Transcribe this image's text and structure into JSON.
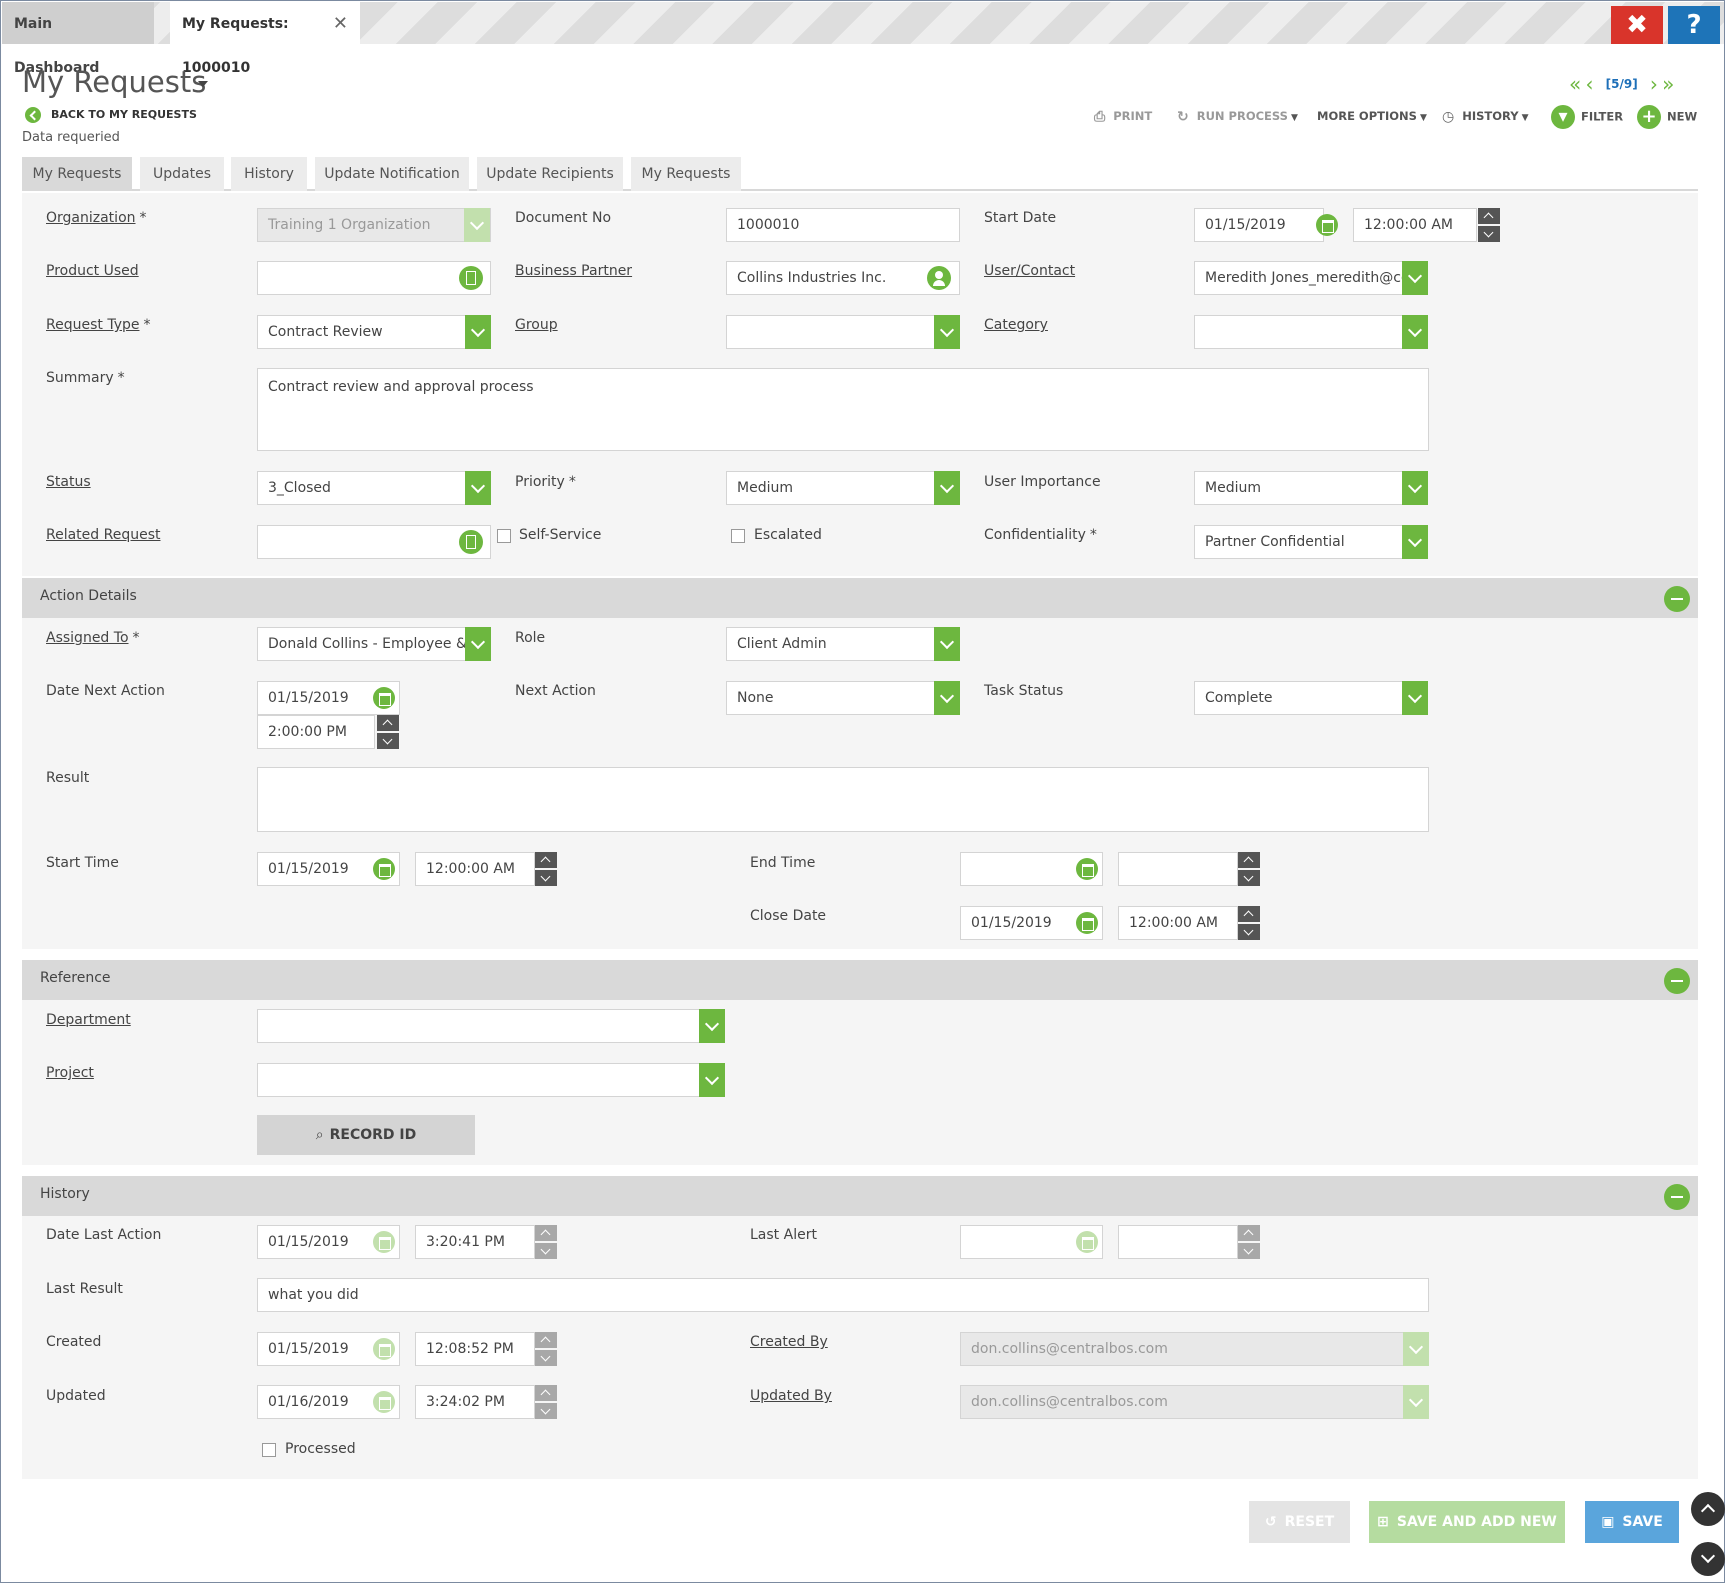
{
  "window_tabs": {
    "dashboard": "Main Dashboard",
    "current": "My Requests: 1000010",
    "close_glyph": "✕"
  },
  "top_buttons": {
    "close": "✖",
    "help": "?"
  },
  "header": {
    "title": "My Requests",
    "back": "BACK TO MY REQUESTS",
    "notice": "Data requeried"
  },
  "pager": {
    "first": "«",
    "prev": "‹",
    "count": "[5/9]",
    "next": "›",
    "last": "»"
  },
  "toolbar": {
    "print": "PRINT",
    "run_process": "RUN PROCESS",
    "more_options": "MORE OPTIONS",
    "history": "HISTORY",
    "filter": "FILTER",
    "new": "NEW"
  },
  "form_tabs": [
    "My Requests",
    "Updates",
    "History",
    "Update Notification",
    "Update Recipients",
    "My Requests"
  ],
  "fields": {
    "organization": {
      "label": "Organization",
      "value": "Training 1 Organization"
    },
    "document_no": {
      "label": "Document No",
      "value": "1000010"
    },
    "start_date": {
      "label": "Start Date",
      "date": "01/15/2019",
      "time": "12:00:00 AM"
    },
    "product_used": {
      "label": "Product Used",
      "value": ""
    },
    "business_partner": {
      "label": "Business Partner",
      "value": "Collins Industries Inc."
    },
    "user_contact": {
      "label": "User/Contact",
      "value": "Meredith Jones_meredith@co"
    },
    "request_type": {
      "label": "Request Type",
      "value": "Contract Review"
    },
    "group": {
      "label": "Group",
      "value": ""
    },
    "category": {
      "label": "Category",
      "value": ""
    },
    "summary": {
      "label": "Summary",
      "value": "Contract review and approval process"
    },
    "status": {
      "label": "Status",
      "value": "3_Closed"
    },
    "priority": {
      "label": "Priority",
      "value": "Medium"
    },
    "user_importance": {
      "label": "User Importance",
      "value": "Medium"
    },
    "related_request": {
      "label": "Related Request",
      "value": ""
    },
    "self_service": {
      "label": "Self-Service",
      "checked": false
    },
    "escalated": {
      "label": "Escalated",
      "checked": false
    },
    "confidentiality": {
      "label": "Confidentiality",
      "value": "Partner Confidential"
    }
  },
  "action_details": {
    "title": "Action Details",
    "assigned_to": {
      "label": "Assigned To",
      "value": "Donald Collins - Employee & PC"
    },
    "role": {
      "label": "Role",
      "value": "Client Admin"
    },
    "date_next_action": {
      "label": "Date Next Action",
      "date": "01/15/2019",
      "time": "2:00:00 PM"
    },
    "next_action": {
      "label": "Next Action",
      "value": "None"
    },
    "task_status": {
      "label": "Task Status",
      "value": "Complete"
    },
    "result": {
      "label": "Result",
      "value": ""
    },
    "start_time": {
      "label": "Start Time",
      "date": "01/15/2019",
      "time": "12:00:00 AM"
    },
    "end_time": {
      "label": "End Time",
      "date": "",
      "time": ""
    },
    "close_date": {
      "label": "Close Date",
      "date": "01/15/2019",
      "time": "12:00:00 AM"
    }
  },
  "reference": {
    "title": "Reference",
    "department": {
      "label": "Department",
      "value": ""
    },
    "project": {
      "label": "Project",
      "value": ""
    },
    "record_id": "RECORD ID"
  },
  "history": {
    "title": "History",
    "date_last_action": {
      "label": "Date Last Action",
      "date": "01/15/2019",
      "time": "3:20:41 PM"
    },
    "last_alert": {
      "label": "Last Alert",
      "date": "",
      "time": ""
    },
    "last_result": {
      "label": "Last Result",
      "value": "what you did"
    },
    "created": {
      "label": "Created",
      "date": "01/15/2019",
      "time": "12:08:52 PM"
    },
    "created_by": {
      "label": "Created By",
      "value": "don.collins@centralbos.com"
    },
    "updated": {
      "label": "Updated",
      "date": "01/16/2019",
      "time": "3:24:02 PM"
    },
    "updated_by": {
      "label": "Updated By",
      "value": "don.collins@centralbos.com"
    },
    "processed": {
      "label": "Processed",
      "checked": false
    }
  },
  "buttons": {
    "reset": "RESET",
    "save_and_add_new": "SAVE AND ADD NEW",
    "save": "SAVE"
  },
  "required_marker": "*",
  "colors": {
    "accent_green": "#6db73f",
    "close_red": "#d9342b",
    "help_blue": "#1e74b8",
    "save_blue": "#5aa5dc"
  }
}
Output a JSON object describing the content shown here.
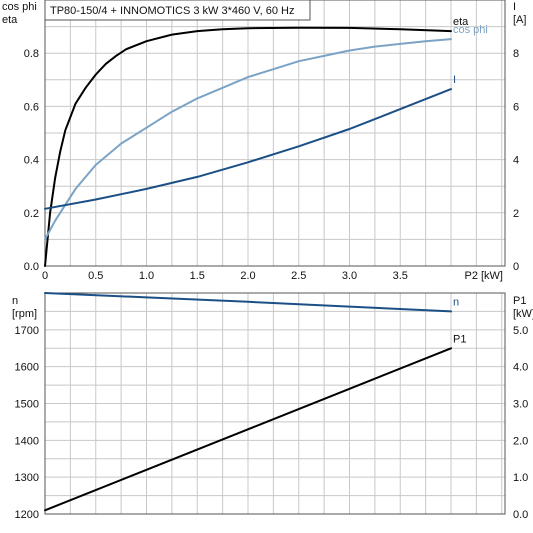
{
  "title": "TP80-150/4 + INNOMOTICS   3 kW   3*460 V, 60 Hz",
  "colors": {
    "eta": "#000000",
    "cos_phi": "#7ba3c6",
    "I": "#1c4f86",
    "n": "#1c4f86",
    "P1": "#000000"
  },
  "chart_data": [
    {
      "type": "line",
      "x_label": "P2 [kW]",
      "xlim": [
        0,
        4.0
      ],
      "x_ticks": [
        "0",
        "0.5",
        "1.0",
        "1.5",
        "2.0",
        "2.5",
        "3.0",
        "3.5"
      ],
      "y_left_label": [
        "cos phi",
        "eta"
      ],
      "ylim_left": [
        0,
        1.0
      ],
      "y_left_ticks": [
        "0.0",
        "0.2",
        "0.4",
        "0.6",
        "0.8"
      ],
      "y_right_label": [
        "I",
        "[A]"
      ],
      "ylim_right": [
        0,
        10
      ],
      "y_right_ticks": [
        "0",
        "2",
        "4",
        "6",
        "8"
      ],
      "grid": true,
      "series": [
        {
          "name": "eta",
          "axis": "left",
          "x": [
            0,
            0.05,
            0.1,
            0.15,
            0.2,
            0.3,
            0.4,
            0.5,
            0.6,
            0.7,
            0.8,
            1.0,
            1.25,
            1.5,
            1.75,
            2.0,
            2.5,
            3.0,
            3.5,
            4.0
          ],
          "y": [
            0,
            0.2,
            0.33,
            0.43,
            0.51,
            0.61,
            0.67,
            0.72,
            0.76,
            0.79,
            0.815,
            0.845,
            0.87,
            0.883,
            0.89,
            0.894,
            0.896,
            0.895,
            0.89,
            0.883
          ]
        },
        {
          "name": "cos phi",
          "axis": "left",
          "x": [
            0,
            0.1,
            0.2,
            0.3,
            0.5,
            0.75,
            1.0,
            1.25,
            1.5,
            1.75,
            2.0,
            2.25,
            2.5,
            2.75,
            3.0,
            3.25,
            3.5,
            3.75,
            4.0
          ],
          "y": [
            0.1,
            0.17,
            0.23,
            0.29,
            0.38,
            0.46,
            0.52,
            0.58,
            0.63,
            0.67,
            0.71,
            0.74,
            0.77,
            0.79,
            0.81,
            0.825,
            0.835,
            0.845,
            0.853
          ]
        },
        {
          "name": "I",
          "axis": "right",
          "x": [
            0,
            0.5,
            1.0,
            1.5,
            2.0,
            2.5,
            3.0,
            3.5,
            4.0
          ],
          "y": [
            2.15,
            2.5,
            2.9,
            3.35,
            3.9,
            4.5,
            5.15,
            5.9,
            6.65
          ]
        }
      ]
    },
    {
      "type": "line",
      "xlim": [
        0,
        4.0
      ],
      "y_left_label": [
        "n",
        "[rpm]"
      ],
      "ylim_left": [
        1200,
        1800
      ],
      "y_left_ticks": [
        "1200",
        "1300",
        "1400",
        "1500",
        "1600",
        "1700"
      ],
      "y_right_label": [
        "P1",
        "[kW]"
      ],
      "ylim_right": [
        0,
        6.0
      ],
      "y_right_ticks": [
        "0.0",
        "1.0",
        "2.0",
        "3.0",
        "4.0",
        "5.0"
      ],
      "grid": true,
      "series": [
        {
          "name": "n",
          "axis": "left",
          "x": [
            0,
            1.0,
            2.0,
            3.0,
            4.0
          ],
          "y": [
            1800,
            1788,
            1776,
            1763,
            1750
          ]
        },
        {
          "name": "P1",
          "axis": "right",
          "x": [
            0,
            1.0,
            2.0,
            3.0,
            4.0
          ],
          "y": [
            0.1,
            1.2,
            2.3,
            3.4,
            4.5
          ]
        }
      ]
    }
  ]
}
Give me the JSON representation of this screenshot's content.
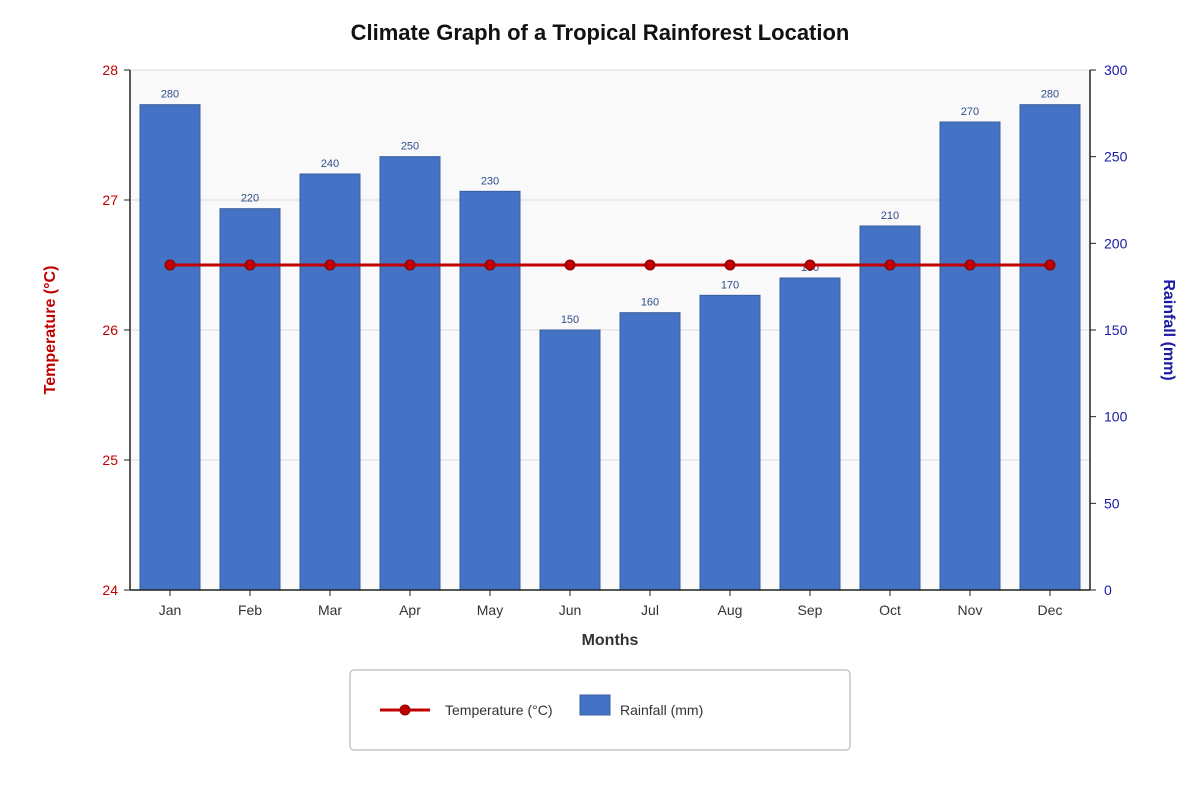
{
  "chart_data": {
    "type": "bar",
    "title": "Climate Graph of a Tropical Rainforest Location",
    "xlabel": "Months",
    "categories": [
      "Jan",
      "Feb",
      "Mar",
      "Apr",
      "May",
      "Jun",
      "Jul",
      "Aug",
      "Sep",
      "Oct",
      "Nov",
      "Dec"
    ],
    "y_left": {
      "label": "Temperature (°C)",
      "range": [
        24,
        28
      ],
      "ticks": [
        "24",
        "25",
        "26",
        "27",
        "28"
      ]
    },
    "y_right": {
      "label": "Rainfall (mm)",
      "range": [
        0,
        300
      ],
      "ticks": [
        "0",
        "50",
        "100",
        "150",
        "200",
        "250",
        "300"
      ]
    },
    "series": [
      {
        "name": "Rainfall (mm)",
        "type": "bar",
        "axis": "right",
        "color": "#4472c4",
        "values": [
          280,
          220,
          240,
          250,
          230,
          150,
          160,
          170,
          180,
          210,
          270,
          280
        ],
        "labels": [
          "280",
          "220",
          "240",
          "250",
          "230",
          "150",
          "160",
          "170",
          "180",
          "210",
          "270",
          "280"
        ]
      },
      {
        "name": "Temperature (°C)",
        "type": "line",
        "axis": "left",
        "color": "#c00000",
        "values": [
          26.5,
          26.5,
          26.5,
          26.5,
          26.5,
          26.5,
          26.5,
          26.5,
          26.5,
          26.5,
          26.5,
          26.5
        ]
      }
    ],
    "grid": true,
    "legend_position": "bottom-center",
    "legend": {
      "temperature": "Temperature (°C)",
      "rainfall": "Rainfall (mm)"
    }
  }
}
────────────────────
Of all the lines in the entries, how many contain the word "Temperature"? Give only the number.

> Solution for this task:
3